== Objective ==
Each entry below is to be printed verbatim.

== Dataset records ==
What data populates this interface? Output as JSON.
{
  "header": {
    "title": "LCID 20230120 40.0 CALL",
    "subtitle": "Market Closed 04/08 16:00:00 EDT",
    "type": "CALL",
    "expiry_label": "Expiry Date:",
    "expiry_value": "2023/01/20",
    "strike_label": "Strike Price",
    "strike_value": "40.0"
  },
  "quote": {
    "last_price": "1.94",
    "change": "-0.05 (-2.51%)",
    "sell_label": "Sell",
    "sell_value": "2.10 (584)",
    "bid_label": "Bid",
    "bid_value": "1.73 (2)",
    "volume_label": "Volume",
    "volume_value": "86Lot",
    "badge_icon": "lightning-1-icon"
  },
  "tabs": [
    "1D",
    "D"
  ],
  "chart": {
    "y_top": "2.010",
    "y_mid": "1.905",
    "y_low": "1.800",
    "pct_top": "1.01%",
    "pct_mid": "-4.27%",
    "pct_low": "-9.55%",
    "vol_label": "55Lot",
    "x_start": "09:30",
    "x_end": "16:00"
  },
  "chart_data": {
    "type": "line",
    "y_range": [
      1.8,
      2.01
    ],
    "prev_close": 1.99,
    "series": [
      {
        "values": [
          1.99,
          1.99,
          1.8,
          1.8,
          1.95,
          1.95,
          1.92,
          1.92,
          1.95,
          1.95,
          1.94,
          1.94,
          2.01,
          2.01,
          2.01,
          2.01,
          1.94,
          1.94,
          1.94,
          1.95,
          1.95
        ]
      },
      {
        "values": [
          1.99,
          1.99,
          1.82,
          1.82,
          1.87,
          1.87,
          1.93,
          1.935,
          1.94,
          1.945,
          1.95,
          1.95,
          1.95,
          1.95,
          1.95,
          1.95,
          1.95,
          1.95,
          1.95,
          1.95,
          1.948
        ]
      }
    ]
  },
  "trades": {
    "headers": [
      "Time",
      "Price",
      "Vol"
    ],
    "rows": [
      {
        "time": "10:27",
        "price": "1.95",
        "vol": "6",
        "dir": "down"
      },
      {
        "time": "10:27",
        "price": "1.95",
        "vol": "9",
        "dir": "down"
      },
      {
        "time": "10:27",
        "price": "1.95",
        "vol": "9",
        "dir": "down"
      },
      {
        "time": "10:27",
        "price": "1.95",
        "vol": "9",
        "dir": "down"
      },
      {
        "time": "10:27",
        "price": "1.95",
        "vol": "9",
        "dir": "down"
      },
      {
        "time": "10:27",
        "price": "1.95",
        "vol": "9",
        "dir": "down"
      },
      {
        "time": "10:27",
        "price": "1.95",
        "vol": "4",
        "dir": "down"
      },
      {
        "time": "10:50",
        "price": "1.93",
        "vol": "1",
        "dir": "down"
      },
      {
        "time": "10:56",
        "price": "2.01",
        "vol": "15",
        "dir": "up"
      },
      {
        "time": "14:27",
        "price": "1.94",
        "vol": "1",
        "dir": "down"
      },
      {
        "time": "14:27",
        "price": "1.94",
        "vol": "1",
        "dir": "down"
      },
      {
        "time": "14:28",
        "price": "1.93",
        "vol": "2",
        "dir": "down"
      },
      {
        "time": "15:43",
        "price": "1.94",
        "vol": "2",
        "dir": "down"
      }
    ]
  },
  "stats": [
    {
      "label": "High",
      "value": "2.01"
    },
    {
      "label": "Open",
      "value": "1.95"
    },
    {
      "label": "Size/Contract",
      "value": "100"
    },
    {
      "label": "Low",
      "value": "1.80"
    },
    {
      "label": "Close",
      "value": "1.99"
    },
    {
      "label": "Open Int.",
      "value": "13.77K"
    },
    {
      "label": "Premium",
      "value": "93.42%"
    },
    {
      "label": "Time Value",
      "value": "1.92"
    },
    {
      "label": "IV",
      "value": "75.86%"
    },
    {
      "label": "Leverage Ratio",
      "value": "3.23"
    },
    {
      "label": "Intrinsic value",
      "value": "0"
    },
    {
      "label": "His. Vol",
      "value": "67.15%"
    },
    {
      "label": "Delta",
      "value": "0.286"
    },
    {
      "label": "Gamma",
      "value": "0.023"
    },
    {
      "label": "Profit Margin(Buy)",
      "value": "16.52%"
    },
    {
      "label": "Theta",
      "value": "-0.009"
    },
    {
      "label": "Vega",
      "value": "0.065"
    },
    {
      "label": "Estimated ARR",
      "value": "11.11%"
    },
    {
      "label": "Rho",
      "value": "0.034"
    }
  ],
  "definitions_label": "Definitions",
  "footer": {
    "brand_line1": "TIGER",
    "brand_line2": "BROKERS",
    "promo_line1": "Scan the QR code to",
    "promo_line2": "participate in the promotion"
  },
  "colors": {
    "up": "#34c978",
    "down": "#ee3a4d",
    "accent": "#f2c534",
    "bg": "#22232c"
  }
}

== Result ==
What data populates this interface? Output as JSON.
{
  "header": {
    "title": "LCID 20230120 40.0 CALL",
    "subtitle": "Market Closed 04/08 16:00:00 EDT",
    "type": "CALL",
    "expiry_label": "Expiry Date:",
    "expiry_value": "2023/01/20",
    "strike_label": "Strike Price",
    "strike_value": "40.0"
  },
  "quote": {
    "last_price": "1.94",
    "change": "-0.05 (-2.51%)",
    "sell_label": "Sell",
    "sell_value": "2.10 (584)",
    "bid_label": "Bid",
    "bid_value": "1.73 (2)",
    "volume_label": "Volume",
    "volume_value": "86Lot",
    "badge_icon": "lightning-1-icon"
  },
  "tabs": [
    "1D",
    "D"
  ],
  "chart": {
    "y_top": "2.010",
    "y_mid": "1.905",
    "y_low": "1.800",
    "pct_top": "1.01%",
    "pct_mid": "-4.27%",
    "pct_low": "-9.55%",
    "vol_label": "55Lot",
    "x_start": "09:30",
    "x_end": "16:00"
  },
  "chart_data": {
    "type": "line",
    "y_range": [
      1.8,
      2.01
    ],
    "prev_close": 1.99,
    "series": [
      {
        "values": [
          1.99,
          1.99,
          1.8,
          1.8,
          1.95,
          1.95,
          1.92,
          1.92,
          1.95,
          1.95,
          1.94,
          1.94,
          2.01,
          2.01,
          2.01,
          2.01,
          1.94,
          1.94,
          1.94,
          1.95,
          1.95
        ]
      },
      {
        "values": [
          1.99,
          1.99,
          1.82,
          1.82,
          1.87,
          1.87,
          1.93,
          1.935,
          1.94,
          1.945,
          1.95,
          1.95,
          1.95,
          1.95,
          1.95,
          1.95,
          1.95,
          1.95,
          1.95,
          1.95,
          1.948
        ]
      }
    ]
  },
  "trades": {
    "headers": [
      "Time",
      "Price",
      "Vol"
    ],
    "rows": [
      {
        "time": "10:27",
        "price": "1.95",
        "vol": "6",
        "dir": "down"
      },
      {
        "time": "10:27",
        "price": "1.95",
        "vol": "9",
        "dir": "down"
      },
      {
        "time": "10:27",
        "price": "1.95",
        "vol": "9",
        "dir": "down"
      },
      {
        "time": "10:27",
        "price": "1.95",
        "vol": "9",
        "dir": "down"
      },
      {
        "time": "10:27",
        "price": "1.95",
        "vol": "9",
        "dir": "down"
      },
      {
        "time": "10:27",
        "price": "1.95",
        "vol": "9",
        "dir": "down"
      },
      {
        "time": "10:27",
        "price": "1.95",
        "vol": "4",
        "dir": "down"
      },
      {
        "time": "10:50",
        "price": "1.93",
        "vol": "1",
        "dir": "down"
      },
      {
        "time": "10:56",
        "price": "2.01",
        "vol": "15",
        "dir": "up"
      },
      {
        "time": "14:27",
        "price": "1.94",
        "vol": "1",
        "dir": "down"
      },
      {
        "time": "14:27",
        "price": "1.94",
        "vol": "1",
        "dir": "down"
      },
      {
        "time": "14:28",
        "price": "1.93",
        "vol": "2",
        "dir": "down"
      },
      {
        "time": "15:43",
        "price": "1.94",
        "vol": "2",
        "dir": "down"
      }
    ]
  },
  "stats": [
    {
      "label": "High",
      "value": "2.01"
    },
    {
      "label": "Open",
      "value": "1.95"
    },
    {
      "label": "Size/Contract",
      "value": "100"
    },
    {
      "label": "Low",
      "value": "1.80"
    },
    {
      "label": "Close",
      "value": "1.99"
    },
    {
      "label": "Open Int.",
      "value": "13.77K"
    },
    {
      "label": "Premium",
      "value": "93.42%"
    },
    {
      "label": "Time Value",
      "value": "1.92"
    },
    {
      "label": "IV",
      "value": "75.86%"
    },
    {
      "label": "Leverage Ratio",
      "value": "3.23"
    },
    {
      "label": "Intrinsic value",
      "value": "0"
    },
    {
      "label": "His. Vol",
      "value": "67.15%"
    },
    {
      "label": "Delta",
      "value": "0.286"
    },
    {
      "label": "Gamma",
      "value": "0.023"
    },
    {
      "label": "Profit Margin(Buy)",
      "value": "16.52%"
    },
    {
      "label": "Theta",
      "value": "-0.009"
    },
    {
      "label": "Vega",
      "value": "0.065"
    },
    {
      "label": "Estimated ARR",
      "value": "11.11%"
    },
    {
      "label": "Rho",
      "value": "0.034"
    }
  ],
  "definitions_label": "Definitions",
  "footer": {
    "brand_line1": "TIGER",
    "brand_line2": "BROKERS",
    "promo_line1": "Scan the QR code to",
    "promo_line2": "participate in the promotion"
  },
  "colors": {
    "up": "#34c978",
    "down": "#ee3a4d",
    "accent": "#f2c534",
    "bg": "#22232c"
  }
}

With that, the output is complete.